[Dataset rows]
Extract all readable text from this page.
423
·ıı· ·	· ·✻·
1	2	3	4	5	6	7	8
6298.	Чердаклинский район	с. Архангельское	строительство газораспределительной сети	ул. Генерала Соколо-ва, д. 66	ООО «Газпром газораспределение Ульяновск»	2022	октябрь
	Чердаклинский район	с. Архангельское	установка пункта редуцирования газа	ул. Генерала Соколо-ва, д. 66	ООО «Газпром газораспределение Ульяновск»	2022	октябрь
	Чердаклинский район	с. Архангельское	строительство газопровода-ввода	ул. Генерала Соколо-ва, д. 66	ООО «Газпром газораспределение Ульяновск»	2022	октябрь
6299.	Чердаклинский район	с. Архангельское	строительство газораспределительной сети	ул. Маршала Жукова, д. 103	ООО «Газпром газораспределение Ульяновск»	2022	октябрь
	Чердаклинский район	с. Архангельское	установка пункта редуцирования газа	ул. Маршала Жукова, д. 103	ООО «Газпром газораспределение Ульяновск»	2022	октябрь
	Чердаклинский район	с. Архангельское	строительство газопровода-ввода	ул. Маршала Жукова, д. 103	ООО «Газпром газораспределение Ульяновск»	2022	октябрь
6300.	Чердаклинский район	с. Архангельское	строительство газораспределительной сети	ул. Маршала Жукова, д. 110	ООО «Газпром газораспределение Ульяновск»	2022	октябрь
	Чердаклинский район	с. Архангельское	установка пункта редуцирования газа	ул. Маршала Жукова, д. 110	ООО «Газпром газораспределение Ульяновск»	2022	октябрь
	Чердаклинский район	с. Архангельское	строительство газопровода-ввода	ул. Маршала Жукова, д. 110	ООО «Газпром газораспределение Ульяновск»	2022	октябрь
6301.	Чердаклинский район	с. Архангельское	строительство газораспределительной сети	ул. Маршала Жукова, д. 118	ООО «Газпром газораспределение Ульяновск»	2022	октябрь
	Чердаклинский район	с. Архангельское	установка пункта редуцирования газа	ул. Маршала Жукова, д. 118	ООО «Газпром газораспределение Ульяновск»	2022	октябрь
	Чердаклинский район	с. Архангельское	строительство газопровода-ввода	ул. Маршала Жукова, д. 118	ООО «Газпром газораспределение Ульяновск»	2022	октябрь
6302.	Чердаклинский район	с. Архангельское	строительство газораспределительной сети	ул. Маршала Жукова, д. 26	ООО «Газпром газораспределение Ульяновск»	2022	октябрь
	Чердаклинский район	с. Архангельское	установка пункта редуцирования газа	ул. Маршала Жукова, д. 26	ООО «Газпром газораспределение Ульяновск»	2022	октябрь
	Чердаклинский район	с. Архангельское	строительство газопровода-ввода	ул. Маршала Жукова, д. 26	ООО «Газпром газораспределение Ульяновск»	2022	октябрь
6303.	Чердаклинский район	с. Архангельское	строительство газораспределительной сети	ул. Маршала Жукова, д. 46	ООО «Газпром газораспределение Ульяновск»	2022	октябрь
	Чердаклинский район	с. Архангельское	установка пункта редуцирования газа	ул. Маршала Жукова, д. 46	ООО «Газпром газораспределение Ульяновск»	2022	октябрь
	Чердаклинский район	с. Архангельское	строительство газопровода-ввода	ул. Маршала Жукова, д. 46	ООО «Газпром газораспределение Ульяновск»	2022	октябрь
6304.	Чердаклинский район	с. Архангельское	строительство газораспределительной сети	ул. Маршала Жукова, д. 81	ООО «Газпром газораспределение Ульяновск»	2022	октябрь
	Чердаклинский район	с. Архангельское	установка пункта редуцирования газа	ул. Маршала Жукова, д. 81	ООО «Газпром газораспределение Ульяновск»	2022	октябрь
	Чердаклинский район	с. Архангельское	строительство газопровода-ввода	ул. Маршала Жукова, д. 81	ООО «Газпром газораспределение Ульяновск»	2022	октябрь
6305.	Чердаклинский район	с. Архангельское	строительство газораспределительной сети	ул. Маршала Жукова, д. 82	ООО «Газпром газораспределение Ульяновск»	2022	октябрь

Instructions for the task => Collect the complete line wherever the string "Генерала" appears in the records.

Solution =>
6298.	Чердаклинский район	с. Архангельское	строительство газораспределительной сети	ул. Генерала Соколо-ва, д. 66	ООО «Газпром газораспределение Ульяновск»	2022	октябрь
	Чердаклинский район	с. Архангельское	установка пункта редуцирования газа	ул. Генерала Соколо-ва, д. 66	ООО «Газпром газораспределение Ульяновск»	2022	октябрь
	Чердаклинский район	с. Архангельское	строительство газопровода-ввода	ул. Генерала Соколо-ва, д. 66	ООО «Газпром газораспределение Ульяновск»	2022	октябрь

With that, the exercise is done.